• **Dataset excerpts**
----------

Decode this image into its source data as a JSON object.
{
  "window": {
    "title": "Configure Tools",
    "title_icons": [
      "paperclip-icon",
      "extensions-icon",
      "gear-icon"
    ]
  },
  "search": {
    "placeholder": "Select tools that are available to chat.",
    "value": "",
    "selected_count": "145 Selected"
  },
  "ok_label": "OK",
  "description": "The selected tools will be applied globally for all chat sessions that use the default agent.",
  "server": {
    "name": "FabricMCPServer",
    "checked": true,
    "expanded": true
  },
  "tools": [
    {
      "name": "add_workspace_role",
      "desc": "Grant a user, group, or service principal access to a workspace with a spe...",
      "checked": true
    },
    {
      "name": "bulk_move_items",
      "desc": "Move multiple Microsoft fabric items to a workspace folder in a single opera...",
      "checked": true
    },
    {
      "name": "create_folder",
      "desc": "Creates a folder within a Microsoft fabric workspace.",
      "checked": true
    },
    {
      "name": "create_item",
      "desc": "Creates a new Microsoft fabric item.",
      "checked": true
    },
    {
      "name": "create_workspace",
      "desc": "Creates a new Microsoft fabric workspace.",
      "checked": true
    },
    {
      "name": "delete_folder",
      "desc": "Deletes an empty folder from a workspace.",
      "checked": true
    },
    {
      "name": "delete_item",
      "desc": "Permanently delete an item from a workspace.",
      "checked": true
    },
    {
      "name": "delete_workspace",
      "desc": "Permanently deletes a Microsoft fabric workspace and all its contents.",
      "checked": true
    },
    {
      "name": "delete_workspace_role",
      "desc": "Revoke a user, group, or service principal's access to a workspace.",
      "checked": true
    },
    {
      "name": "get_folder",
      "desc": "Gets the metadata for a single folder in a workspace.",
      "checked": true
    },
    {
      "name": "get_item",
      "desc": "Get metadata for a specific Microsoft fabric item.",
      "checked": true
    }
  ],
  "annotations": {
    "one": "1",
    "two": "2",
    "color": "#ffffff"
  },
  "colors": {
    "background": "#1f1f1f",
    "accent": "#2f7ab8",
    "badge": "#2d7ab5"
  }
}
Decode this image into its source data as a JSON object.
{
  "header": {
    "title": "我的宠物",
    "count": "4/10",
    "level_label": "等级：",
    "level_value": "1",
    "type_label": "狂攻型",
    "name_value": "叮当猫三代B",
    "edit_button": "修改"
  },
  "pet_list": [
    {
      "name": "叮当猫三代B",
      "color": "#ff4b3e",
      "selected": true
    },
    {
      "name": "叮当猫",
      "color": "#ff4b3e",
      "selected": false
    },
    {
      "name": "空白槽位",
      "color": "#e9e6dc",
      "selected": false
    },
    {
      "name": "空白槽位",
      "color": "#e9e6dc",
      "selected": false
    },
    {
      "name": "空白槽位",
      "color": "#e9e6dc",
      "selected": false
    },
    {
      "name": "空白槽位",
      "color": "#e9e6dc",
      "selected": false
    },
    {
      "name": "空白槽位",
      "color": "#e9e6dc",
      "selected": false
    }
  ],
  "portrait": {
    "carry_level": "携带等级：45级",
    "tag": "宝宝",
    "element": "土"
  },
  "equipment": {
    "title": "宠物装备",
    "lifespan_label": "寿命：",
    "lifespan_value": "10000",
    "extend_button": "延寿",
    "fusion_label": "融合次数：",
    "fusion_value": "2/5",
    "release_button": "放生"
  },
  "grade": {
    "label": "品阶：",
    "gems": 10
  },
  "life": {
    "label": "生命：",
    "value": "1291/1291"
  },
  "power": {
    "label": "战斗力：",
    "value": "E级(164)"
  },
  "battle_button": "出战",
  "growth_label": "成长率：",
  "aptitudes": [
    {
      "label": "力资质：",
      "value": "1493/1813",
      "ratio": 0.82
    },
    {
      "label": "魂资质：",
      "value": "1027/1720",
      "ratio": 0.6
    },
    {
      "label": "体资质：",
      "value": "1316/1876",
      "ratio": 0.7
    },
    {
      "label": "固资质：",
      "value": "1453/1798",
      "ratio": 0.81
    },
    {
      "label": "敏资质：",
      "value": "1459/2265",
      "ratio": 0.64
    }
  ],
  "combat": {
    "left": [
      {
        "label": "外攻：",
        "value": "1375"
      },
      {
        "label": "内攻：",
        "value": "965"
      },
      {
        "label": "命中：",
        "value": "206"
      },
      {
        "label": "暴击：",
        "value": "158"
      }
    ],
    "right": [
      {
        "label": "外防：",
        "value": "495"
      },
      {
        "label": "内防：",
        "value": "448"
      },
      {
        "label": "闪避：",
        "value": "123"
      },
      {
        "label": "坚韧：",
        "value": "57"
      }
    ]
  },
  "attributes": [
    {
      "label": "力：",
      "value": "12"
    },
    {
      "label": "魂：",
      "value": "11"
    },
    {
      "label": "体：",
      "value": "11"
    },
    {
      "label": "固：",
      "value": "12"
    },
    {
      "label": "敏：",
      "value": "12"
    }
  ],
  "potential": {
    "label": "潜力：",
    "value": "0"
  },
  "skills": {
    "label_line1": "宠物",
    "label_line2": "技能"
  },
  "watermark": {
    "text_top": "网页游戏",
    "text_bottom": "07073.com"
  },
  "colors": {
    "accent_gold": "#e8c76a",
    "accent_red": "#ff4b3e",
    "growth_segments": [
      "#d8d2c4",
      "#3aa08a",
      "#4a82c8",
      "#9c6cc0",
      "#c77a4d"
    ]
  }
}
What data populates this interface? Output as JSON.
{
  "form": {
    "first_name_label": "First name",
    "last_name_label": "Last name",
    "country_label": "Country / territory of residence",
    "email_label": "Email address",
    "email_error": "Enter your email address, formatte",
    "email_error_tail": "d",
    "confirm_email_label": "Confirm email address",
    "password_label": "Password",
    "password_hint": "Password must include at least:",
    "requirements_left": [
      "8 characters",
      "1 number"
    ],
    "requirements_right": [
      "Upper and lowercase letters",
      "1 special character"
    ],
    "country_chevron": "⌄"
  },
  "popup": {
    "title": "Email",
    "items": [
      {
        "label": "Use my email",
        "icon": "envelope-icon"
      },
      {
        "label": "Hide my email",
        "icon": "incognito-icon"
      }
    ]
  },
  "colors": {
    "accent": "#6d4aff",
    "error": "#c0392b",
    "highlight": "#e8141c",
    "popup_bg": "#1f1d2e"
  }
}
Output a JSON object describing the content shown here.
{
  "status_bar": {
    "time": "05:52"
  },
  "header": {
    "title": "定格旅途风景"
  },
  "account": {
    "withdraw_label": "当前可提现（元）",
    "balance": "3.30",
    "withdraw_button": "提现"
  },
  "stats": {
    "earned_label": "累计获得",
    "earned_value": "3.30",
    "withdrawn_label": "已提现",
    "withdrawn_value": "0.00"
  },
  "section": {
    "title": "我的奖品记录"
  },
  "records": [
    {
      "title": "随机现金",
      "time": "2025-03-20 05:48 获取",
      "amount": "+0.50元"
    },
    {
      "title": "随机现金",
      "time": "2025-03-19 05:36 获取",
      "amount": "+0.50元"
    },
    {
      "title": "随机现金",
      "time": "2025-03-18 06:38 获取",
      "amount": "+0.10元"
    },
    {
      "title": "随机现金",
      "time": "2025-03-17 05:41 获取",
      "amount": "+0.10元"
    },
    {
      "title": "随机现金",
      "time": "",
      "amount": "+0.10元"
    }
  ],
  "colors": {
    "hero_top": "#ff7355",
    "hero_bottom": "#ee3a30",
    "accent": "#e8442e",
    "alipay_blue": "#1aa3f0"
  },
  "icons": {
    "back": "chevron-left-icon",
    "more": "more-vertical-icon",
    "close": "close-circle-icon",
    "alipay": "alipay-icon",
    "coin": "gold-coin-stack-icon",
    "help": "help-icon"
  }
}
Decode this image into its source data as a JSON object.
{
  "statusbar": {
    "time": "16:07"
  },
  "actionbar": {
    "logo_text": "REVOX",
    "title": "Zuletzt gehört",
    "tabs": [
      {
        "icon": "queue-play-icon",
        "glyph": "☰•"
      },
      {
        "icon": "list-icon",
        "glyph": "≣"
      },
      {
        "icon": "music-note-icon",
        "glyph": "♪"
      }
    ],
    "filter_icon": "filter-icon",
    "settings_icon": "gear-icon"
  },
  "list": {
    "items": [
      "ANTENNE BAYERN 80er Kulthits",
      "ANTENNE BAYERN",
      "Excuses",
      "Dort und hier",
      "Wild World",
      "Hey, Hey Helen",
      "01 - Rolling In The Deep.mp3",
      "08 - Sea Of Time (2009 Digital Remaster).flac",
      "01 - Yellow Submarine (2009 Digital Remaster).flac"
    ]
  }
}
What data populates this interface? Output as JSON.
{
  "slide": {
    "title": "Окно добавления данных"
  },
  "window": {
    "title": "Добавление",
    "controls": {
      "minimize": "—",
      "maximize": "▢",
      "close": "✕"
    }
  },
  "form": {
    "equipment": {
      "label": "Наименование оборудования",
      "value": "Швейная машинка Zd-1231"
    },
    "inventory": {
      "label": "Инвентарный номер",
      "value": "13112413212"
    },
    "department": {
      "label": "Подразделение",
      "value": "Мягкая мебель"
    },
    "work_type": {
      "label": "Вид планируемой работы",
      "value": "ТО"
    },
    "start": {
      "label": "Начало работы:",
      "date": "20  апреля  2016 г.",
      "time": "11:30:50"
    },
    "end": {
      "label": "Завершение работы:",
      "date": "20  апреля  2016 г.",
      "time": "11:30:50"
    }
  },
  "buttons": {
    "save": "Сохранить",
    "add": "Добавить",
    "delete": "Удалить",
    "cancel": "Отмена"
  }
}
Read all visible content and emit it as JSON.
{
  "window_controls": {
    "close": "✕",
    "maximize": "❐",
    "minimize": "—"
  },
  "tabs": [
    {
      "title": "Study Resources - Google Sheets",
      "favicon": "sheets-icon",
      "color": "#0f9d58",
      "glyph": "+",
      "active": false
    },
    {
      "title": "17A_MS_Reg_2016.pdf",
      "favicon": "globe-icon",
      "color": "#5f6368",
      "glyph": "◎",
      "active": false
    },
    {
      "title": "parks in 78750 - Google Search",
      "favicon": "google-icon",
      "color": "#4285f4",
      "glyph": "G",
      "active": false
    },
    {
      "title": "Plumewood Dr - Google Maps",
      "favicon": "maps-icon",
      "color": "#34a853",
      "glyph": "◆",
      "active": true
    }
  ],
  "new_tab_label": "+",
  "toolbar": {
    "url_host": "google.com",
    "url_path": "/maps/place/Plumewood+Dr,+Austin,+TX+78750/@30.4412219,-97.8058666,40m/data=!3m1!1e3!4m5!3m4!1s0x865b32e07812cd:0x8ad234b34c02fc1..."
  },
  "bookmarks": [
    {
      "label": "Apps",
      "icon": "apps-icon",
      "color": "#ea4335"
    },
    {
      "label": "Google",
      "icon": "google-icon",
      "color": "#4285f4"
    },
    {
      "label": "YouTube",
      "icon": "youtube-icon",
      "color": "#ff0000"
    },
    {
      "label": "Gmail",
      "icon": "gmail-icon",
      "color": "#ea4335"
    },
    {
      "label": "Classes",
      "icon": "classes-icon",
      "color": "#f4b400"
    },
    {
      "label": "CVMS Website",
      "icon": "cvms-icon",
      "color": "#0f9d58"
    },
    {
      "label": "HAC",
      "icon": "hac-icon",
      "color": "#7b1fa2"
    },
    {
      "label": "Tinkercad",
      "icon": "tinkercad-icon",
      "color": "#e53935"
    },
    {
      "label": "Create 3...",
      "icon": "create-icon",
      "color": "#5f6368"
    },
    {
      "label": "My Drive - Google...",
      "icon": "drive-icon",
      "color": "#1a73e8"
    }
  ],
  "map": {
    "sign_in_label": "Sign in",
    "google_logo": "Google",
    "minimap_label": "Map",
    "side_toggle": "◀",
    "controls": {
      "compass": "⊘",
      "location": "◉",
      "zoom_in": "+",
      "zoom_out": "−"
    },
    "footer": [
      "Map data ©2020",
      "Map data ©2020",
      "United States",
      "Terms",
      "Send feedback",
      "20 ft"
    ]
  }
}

----------

• **EXERCISE BRIEF**
Copy whichever lines in the listing above contain the word "ratio".

• **COMPLETED TASK**
      "ratio": 0.82
      "ratio": 0.6
      "ratio": 0.7
      "ratio": 0.81
      "ratio": 0.64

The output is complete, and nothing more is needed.